INFORMATION SUPPLIED:
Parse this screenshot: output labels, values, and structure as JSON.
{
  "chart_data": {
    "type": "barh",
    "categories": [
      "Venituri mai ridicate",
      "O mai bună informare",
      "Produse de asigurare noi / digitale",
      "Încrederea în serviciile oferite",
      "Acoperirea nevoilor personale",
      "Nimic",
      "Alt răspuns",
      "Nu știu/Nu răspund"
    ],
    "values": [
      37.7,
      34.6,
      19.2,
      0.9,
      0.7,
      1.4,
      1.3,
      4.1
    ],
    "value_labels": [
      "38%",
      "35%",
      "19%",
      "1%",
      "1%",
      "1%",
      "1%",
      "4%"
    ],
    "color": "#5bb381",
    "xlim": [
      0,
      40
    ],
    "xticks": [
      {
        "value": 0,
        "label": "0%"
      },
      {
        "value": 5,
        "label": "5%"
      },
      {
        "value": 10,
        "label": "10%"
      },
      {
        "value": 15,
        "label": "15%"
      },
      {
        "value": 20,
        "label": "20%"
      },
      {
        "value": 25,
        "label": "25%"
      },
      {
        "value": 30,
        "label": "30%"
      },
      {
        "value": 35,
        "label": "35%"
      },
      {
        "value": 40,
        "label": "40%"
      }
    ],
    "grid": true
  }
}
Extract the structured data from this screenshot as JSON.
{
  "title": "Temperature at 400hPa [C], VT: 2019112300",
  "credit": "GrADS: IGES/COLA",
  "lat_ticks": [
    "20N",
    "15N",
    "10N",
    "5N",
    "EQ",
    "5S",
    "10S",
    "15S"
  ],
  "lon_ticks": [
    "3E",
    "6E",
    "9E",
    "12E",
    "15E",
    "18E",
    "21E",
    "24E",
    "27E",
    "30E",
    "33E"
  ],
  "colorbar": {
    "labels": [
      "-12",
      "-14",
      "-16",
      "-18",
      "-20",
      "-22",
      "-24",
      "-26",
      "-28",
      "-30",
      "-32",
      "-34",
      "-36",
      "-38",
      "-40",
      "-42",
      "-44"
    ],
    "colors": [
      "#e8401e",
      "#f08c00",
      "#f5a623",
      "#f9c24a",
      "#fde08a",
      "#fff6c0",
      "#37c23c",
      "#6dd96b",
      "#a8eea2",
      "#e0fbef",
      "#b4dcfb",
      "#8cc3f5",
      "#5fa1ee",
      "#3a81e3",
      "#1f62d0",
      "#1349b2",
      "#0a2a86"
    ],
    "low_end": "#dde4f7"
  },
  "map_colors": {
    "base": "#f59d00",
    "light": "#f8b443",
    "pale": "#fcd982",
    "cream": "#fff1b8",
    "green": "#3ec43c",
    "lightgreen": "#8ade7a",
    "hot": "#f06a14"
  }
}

WHAT NEEDS TO BE DONE:
Copy each line of the data exactly, leaving nothing out.

COMPLETE OUTPUT:
Parse this screenshot: output labels, values, and structure as JSON.
{
  "chart_data": {
    "type": "barh",
    "categories": [
      "Venituri mai ridicate",
      "O mai bună informare",
      "Produse de asigurare noi / digitale",
      "Încrederea în serviciile oferite",
      "Acoperirea nevoilor personale",
      "Nimic",
      "Alt răspuns",
      "Nu știu/Nu răspund"
    ],
    "values": [
      37.7,
      34.6,
      19.2,
      0.9,
      0.7,
      1.4,
      1.3,
      4.1
    ],
    "value_labels": [
      "38%",
      "35%",
      "19%",
      "1%",
      "1%",
      "1%",
      "1%",
      "4%"
    ],
    "color": "#5bb381",
    "xlim": [
      0,
      40
    ],
    "xticks": [
      {
        "value": 0,
        "label": "0%"
      },
      {
        "value": 5,
        "label": "5%"
      },
      {
        "value": 10,
        "label": "10%"
      },
      {
        "value": 15,
        "label": "15%"
      },
      {
        "value": 20,
        "label": "20%"
      },
      {
        "value": 25,
        "label": "25%"
      },
      {
        "value": 30,
        "label": "30%"
      },
      {
        "value": 35,
        "label": "35%"
      },
      {
        "value": 40,
        "label": "40%"
      }
    ],
    "grid": true
  }
}
Extract the structured data from this screenshot as JSON.
{
  "title": "Temperature at 400hPa [C], VT: 2019112300",
  "credit": "GrADS: IGES/COLA",
  "lat_ticks": [
    "20N",
    "15N",
    "10N",
    "5N",
    "EQ",
    "5S",
    "10S",
    "15S"
  ],
  "lon_ticks": [
    "3E",
    "6E",
    "9E",
    "12E",
    "15E",
    "18E",
    "21E",
    "24E",
    "27E",
    "30E",
    "33E"
  ],
  "colorbar": {
    "labels": [
      "-12",
      "-14",
      "-16",
      "-18",
      "-20",
      "-22",
      "-24",
      "-26",
      "-28",
      "-30",
      "-32",
      "-34",
      "-36",
      "-38",
      "-40",
      "-42",
      "-44"
    ],
    "colors": [
      "#e8401e",
      "#f08c00",
      "#f5a623",
      "#f9c24a",
      "#fde08a",
      "#fff6c0",
      "#37c23c",
      "#6dd96b",
      "#a8eea2",
      "#e0fbef",
      "#b4dcfb",
      "#8cc3f5",
      "#5fa1ee",
      "#3a81e3",
      "#1f62d0",
      "#1349b2",
      "#0a2a86"
    ],
    "low_end": "#dde4f7"
  },
  "map_colors": {
    "base": "#f59d00",
    "light": "#f8b443",
    "pale": "#fcd982",
    "cream": "#fff1b8",
    "green": "#3ec43c",
    "lightgreen": "#8ade7a",
    "hot": "#f06a14"
  }
}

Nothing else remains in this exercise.